**Direction**
Locate each line in the records containing "limit". Copy it.
········
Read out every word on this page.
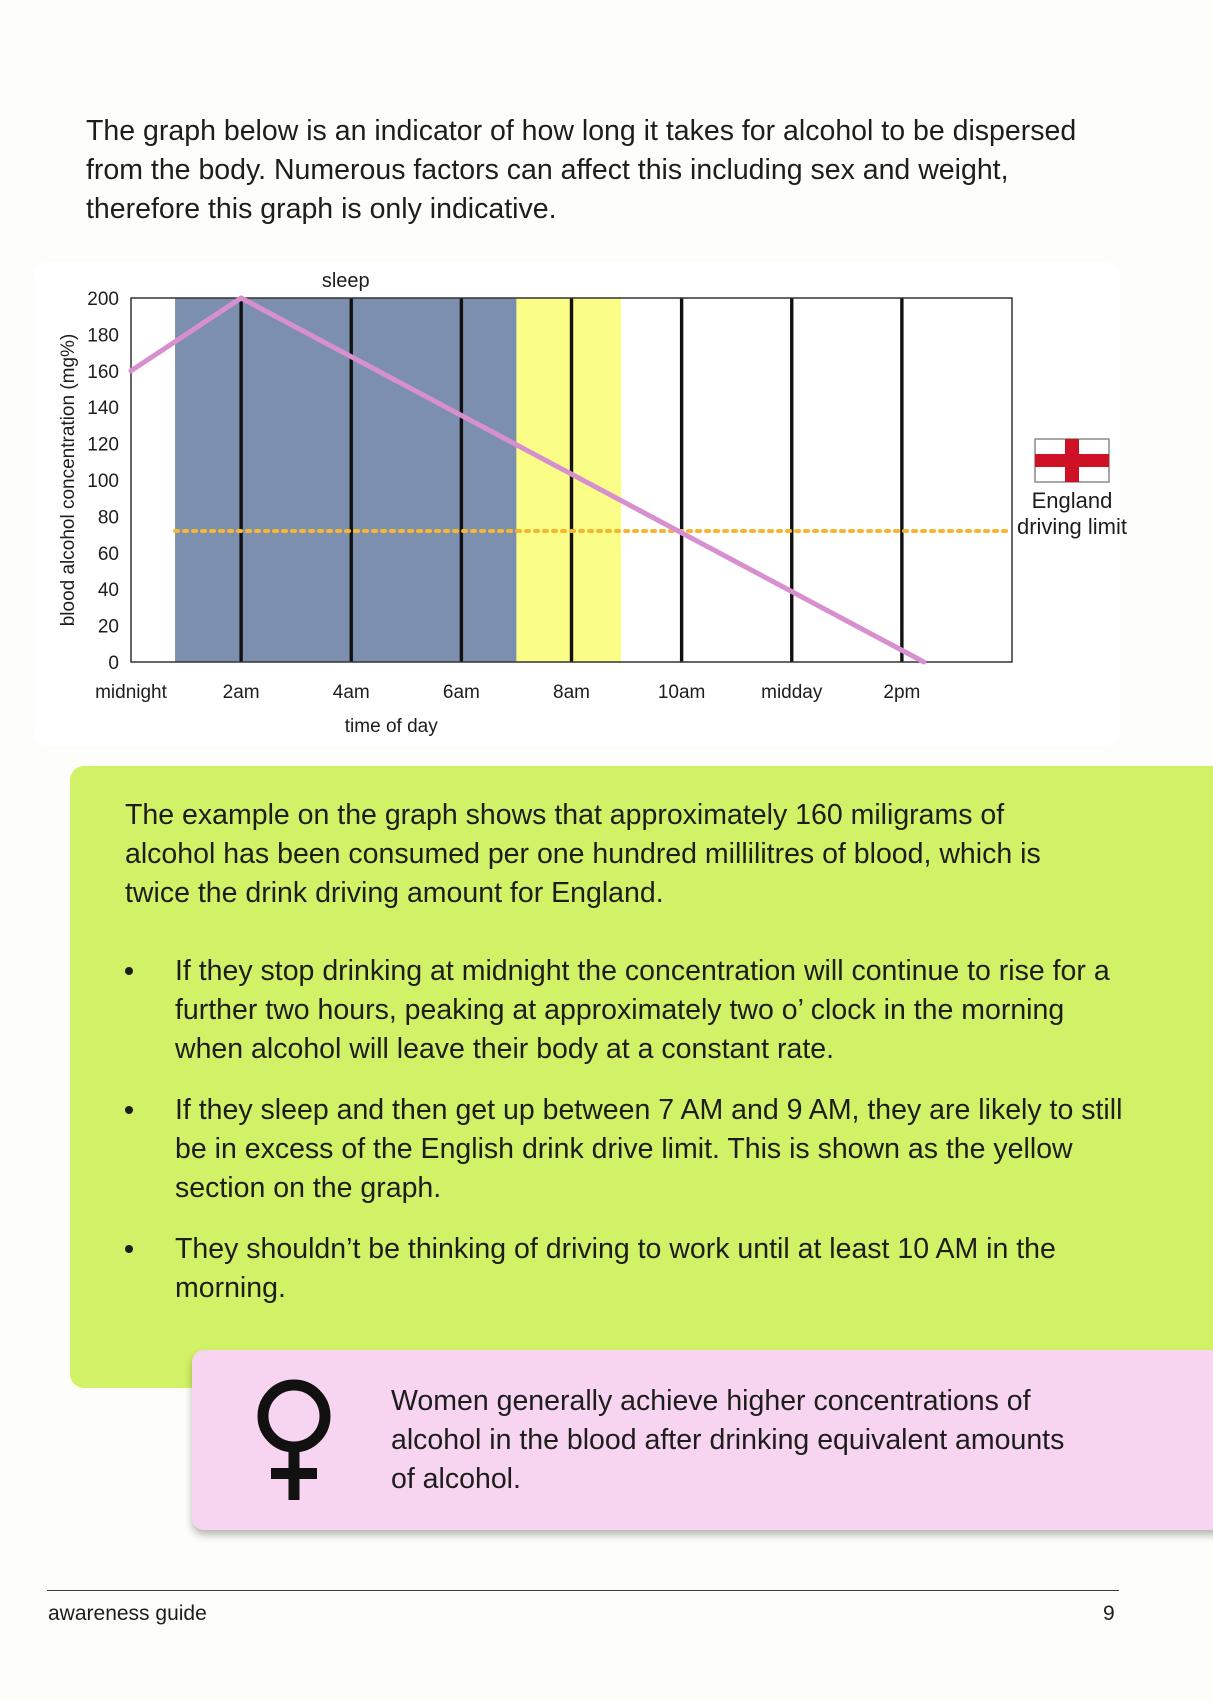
The graph below is an indicator of how long it takes for alcohol to be dispersed from the body. Numerous factors can affect this including sex and weight, therefore this graph is only indicative.

sleep
0
20
40
60
80
100
120
140
160
180
200
midnight	2am	4am	6am	8am	10am	midday	2pm
time of day
blood alcohol concentration (mg%)	England driving limit

The example on the graph shows that approximately 160 miligrams of alcohol has been consumed per one hundred millilitres of blood, which is twice the drink driving amount for England.

If they stop drinking at midnight the concentration will continue to rise for a further two hours, peaking at approximately two o’ clock in the morning when alcohol will leave their body at a constant rate.
If they sleep and then get up between 7 AM and 9 AM, they are likely to still be in excess of the English drink drive limit. This is shown as the yellow section on the graph.
They shouldn’t be thinking of driving to work until at least 10 AM in the morning.

Women generally achieve higher concentrations of alcohol in the blood after drinking equivalent amounts of alcohol.

awareness guide	9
········
**Answer below**
blood alcohol concentration (mg%)	England driving limit
If they sleep and then get up between 7 AM and 9 AM, they are likely to still be in excess of the English drink drive limit. This is shown as the yellow section on the graph.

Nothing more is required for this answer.